__The task__:
Begin with the line containing "Convert this screenshot" and copy each line exactly through the last line of the entries, inclusive.

__Records for the exercise__:
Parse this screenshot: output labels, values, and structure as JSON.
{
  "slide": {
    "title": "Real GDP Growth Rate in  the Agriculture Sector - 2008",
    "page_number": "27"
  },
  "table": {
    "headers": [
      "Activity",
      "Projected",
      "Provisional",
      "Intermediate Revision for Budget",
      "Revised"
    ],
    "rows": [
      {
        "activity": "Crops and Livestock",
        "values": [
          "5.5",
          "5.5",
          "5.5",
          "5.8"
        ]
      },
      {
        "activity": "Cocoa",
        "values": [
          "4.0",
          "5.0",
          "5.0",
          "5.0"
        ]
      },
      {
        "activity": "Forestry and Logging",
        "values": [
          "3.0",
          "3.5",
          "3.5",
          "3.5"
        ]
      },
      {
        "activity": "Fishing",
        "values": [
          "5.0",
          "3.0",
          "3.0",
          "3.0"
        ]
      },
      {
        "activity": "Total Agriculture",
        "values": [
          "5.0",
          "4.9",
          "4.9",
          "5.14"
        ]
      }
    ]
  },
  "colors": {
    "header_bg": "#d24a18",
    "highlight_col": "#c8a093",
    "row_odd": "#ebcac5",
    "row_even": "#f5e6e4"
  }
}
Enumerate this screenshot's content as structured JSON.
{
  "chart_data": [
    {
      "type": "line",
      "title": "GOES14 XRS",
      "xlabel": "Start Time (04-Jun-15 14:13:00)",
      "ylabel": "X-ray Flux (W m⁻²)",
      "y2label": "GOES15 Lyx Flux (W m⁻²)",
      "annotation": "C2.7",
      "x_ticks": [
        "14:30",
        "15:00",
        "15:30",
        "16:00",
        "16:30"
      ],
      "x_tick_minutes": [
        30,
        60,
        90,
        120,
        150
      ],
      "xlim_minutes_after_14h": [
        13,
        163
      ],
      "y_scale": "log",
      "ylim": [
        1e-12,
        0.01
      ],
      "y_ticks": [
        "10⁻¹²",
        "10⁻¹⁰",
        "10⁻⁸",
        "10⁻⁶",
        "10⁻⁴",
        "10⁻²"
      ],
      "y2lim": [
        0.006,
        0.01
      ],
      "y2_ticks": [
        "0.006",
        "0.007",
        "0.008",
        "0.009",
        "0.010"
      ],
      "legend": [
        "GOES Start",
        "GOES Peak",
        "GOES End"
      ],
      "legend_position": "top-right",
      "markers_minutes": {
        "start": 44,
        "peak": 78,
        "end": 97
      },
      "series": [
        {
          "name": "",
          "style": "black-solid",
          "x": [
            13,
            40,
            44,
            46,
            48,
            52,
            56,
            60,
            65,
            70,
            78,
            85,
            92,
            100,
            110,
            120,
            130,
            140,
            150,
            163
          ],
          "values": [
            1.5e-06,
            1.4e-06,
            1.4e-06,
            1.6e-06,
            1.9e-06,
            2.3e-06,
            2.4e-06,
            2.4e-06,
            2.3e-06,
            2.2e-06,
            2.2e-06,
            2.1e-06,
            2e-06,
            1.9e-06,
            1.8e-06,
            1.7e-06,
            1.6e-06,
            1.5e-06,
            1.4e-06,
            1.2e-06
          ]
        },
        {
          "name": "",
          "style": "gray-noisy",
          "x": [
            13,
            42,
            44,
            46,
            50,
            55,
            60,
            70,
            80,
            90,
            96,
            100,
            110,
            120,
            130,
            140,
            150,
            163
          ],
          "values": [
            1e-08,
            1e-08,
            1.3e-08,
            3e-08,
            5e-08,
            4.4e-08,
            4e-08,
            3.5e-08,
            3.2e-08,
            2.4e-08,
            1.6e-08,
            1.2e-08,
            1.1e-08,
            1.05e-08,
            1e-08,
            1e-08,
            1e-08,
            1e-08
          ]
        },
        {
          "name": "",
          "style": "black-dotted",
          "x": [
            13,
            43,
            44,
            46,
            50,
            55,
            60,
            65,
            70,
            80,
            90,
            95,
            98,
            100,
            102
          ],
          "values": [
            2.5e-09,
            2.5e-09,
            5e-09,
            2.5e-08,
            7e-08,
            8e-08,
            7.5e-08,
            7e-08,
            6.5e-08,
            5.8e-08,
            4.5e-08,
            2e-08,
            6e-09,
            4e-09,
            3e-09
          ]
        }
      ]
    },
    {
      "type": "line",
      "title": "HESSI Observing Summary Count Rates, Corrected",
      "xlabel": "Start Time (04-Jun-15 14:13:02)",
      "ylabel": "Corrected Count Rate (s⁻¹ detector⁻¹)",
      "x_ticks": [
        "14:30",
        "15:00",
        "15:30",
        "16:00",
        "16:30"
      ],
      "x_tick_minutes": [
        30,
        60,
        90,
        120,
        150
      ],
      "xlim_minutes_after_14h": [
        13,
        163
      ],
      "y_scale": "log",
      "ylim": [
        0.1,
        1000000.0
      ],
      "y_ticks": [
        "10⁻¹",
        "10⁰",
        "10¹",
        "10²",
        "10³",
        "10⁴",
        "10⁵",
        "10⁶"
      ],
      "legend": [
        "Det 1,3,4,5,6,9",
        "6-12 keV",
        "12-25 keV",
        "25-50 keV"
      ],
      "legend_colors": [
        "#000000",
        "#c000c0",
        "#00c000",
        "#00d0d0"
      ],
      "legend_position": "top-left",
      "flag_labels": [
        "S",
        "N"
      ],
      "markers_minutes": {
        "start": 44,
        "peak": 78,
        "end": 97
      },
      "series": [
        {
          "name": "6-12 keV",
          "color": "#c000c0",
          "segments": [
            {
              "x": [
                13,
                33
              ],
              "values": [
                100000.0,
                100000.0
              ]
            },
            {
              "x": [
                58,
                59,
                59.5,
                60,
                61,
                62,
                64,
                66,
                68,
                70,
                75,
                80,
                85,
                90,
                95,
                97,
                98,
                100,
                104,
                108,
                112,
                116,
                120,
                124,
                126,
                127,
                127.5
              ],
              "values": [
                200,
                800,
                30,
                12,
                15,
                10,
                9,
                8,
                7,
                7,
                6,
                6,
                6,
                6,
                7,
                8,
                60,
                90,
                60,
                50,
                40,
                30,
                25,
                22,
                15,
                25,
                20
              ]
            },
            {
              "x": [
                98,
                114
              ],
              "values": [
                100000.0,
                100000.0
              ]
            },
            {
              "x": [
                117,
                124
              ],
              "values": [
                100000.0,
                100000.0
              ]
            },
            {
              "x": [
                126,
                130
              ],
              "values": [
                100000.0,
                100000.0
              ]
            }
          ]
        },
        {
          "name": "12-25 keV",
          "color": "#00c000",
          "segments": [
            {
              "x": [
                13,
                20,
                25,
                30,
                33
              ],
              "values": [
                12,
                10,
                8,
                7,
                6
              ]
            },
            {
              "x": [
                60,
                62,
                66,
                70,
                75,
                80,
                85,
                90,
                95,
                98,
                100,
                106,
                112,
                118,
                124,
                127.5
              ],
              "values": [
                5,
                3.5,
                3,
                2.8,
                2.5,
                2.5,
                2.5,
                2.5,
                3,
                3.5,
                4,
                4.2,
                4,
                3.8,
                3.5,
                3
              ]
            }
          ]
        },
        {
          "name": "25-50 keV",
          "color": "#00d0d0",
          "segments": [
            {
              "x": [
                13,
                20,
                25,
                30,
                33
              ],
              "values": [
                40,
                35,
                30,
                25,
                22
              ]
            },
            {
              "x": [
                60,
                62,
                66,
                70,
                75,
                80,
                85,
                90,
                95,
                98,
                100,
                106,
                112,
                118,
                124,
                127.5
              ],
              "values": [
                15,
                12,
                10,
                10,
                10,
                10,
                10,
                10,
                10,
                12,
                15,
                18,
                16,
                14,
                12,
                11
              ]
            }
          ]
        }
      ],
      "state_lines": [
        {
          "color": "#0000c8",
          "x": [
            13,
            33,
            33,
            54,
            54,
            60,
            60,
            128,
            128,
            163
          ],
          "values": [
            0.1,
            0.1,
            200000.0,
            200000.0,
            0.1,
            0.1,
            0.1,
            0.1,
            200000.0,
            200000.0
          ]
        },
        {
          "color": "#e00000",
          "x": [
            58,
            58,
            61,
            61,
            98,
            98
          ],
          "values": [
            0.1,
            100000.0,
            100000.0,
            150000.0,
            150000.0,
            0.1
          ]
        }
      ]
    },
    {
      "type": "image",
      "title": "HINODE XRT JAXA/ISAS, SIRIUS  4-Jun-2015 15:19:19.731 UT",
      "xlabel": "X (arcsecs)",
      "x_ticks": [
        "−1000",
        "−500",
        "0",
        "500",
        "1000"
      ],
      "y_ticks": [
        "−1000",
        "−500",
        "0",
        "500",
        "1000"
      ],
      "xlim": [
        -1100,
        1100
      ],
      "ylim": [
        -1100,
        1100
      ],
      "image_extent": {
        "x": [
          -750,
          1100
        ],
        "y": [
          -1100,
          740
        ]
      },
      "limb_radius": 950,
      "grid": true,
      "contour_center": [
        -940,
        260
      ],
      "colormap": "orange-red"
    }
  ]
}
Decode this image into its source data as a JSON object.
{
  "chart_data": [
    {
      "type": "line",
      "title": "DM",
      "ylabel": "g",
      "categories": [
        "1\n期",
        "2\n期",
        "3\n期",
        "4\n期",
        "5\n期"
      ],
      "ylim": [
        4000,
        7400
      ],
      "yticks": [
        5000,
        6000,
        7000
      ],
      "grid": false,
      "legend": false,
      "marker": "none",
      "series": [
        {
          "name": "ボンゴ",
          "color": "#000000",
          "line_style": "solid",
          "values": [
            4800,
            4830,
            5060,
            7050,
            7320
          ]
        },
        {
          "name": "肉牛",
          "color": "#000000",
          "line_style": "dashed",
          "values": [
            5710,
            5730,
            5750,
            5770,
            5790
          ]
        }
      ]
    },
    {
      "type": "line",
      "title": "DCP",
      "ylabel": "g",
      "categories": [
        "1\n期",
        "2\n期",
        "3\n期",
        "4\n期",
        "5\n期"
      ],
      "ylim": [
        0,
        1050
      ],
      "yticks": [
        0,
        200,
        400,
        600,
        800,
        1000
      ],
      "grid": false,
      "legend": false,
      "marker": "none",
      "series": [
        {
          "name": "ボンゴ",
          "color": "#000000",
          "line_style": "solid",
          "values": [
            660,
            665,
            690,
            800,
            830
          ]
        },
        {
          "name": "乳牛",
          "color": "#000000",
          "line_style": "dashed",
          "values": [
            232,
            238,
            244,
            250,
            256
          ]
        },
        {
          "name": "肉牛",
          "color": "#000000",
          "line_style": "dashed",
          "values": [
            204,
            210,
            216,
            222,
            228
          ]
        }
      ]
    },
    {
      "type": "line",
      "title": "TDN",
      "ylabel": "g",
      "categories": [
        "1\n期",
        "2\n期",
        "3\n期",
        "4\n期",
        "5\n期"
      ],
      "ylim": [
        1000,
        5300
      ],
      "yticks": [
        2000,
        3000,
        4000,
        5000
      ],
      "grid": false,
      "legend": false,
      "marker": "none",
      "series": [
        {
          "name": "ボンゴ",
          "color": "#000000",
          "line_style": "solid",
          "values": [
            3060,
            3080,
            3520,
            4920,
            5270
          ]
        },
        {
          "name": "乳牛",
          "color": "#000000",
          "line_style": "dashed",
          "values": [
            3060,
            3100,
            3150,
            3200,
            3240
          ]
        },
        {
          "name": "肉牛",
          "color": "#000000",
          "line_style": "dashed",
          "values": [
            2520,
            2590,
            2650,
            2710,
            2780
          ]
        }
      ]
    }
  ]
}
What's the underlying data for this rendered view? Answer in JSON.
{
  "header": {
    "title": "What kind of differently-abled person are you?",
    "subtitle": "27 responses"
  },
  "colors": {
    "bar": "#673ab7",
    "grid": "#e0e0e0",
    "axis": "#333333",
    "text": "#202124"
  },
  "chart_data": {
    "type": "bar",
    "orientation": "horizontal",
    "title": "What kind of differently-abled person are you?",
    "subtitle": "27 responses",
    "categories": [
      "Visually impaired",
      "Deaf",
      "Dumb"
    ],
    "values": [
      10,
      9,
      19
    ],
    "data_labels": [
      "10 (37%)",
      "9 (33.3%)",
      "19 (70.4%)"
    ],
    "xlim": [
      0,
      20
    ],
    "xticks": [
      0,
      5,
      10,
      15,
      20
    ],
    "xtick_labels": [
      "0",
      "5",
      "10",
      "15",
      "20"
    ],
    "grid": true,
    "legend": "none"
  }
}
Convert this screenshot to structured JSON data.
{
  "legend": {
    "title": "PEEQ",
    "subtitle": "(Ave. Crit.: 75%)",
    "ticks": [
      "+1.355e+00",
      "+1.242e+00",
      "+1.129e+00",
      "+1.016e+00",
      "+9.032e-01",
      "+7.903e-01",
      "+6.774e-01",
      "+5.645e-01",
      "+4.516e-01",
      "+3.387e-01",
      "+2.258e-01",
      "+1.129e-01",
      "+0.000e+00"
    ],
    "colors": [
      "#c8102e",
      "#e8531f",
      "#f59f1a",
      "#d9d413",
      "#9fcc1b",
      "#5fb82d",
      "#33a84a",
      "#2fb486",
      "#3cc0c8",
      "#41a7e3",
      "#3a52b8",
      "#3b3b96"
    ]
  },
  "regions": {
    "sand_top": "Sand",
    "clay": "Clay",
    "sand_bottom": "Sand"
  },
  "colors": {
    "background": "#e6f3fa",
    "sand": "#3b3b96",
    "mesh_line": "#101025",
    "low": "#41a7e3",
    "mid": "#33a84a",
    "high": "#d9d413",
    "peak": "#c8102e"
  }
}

__Output of the task__:
Convert this screenshot to structured JSON data.
{
  "legend": {
    "title": "PEEQ",
    "subtitle": "(Ave. Crit.: 75%)",
    "ticks": [
      "+1.355e+00",
      "+1.242e+00",
      "+1.129e+00",
      "+1.016e+00",
      "+9.032e-01",
      "+7.903e-01",
      "+6.774e-01",
      "+5.645e-01",
      "+4.516e-01",
      "+3.387e-01",
      "+2.258e-01",
      "+1.129e-01",
      "+0.000e+00"
    ],
    "colors": [
      "#c8102e",
      "#e8531f",
      "#f59f1a",
      "#d9d413",
      "#9fcc1b",
      "#5fb82d",
      "#33a84a",
      "#2fb486",
      "#3cc0c8",
      "#41a7e3",
      "#3a52b8",
      "#3b3b96"
    ]
  },
  "regions": {
    "sand_top": "Sand",
    "clay": "Clay",
    "sand_bottom": "Sand"
  },
  "colors": {
    "background": "#e6f3fa",
    "sand": "#3b3b96",
    "mesh_line": "#101025",
    "low": "#41a7e3",
    "mid": "#33a84a",
    "high": "#d9d413",
    "peak": "#c8102e"
  }
}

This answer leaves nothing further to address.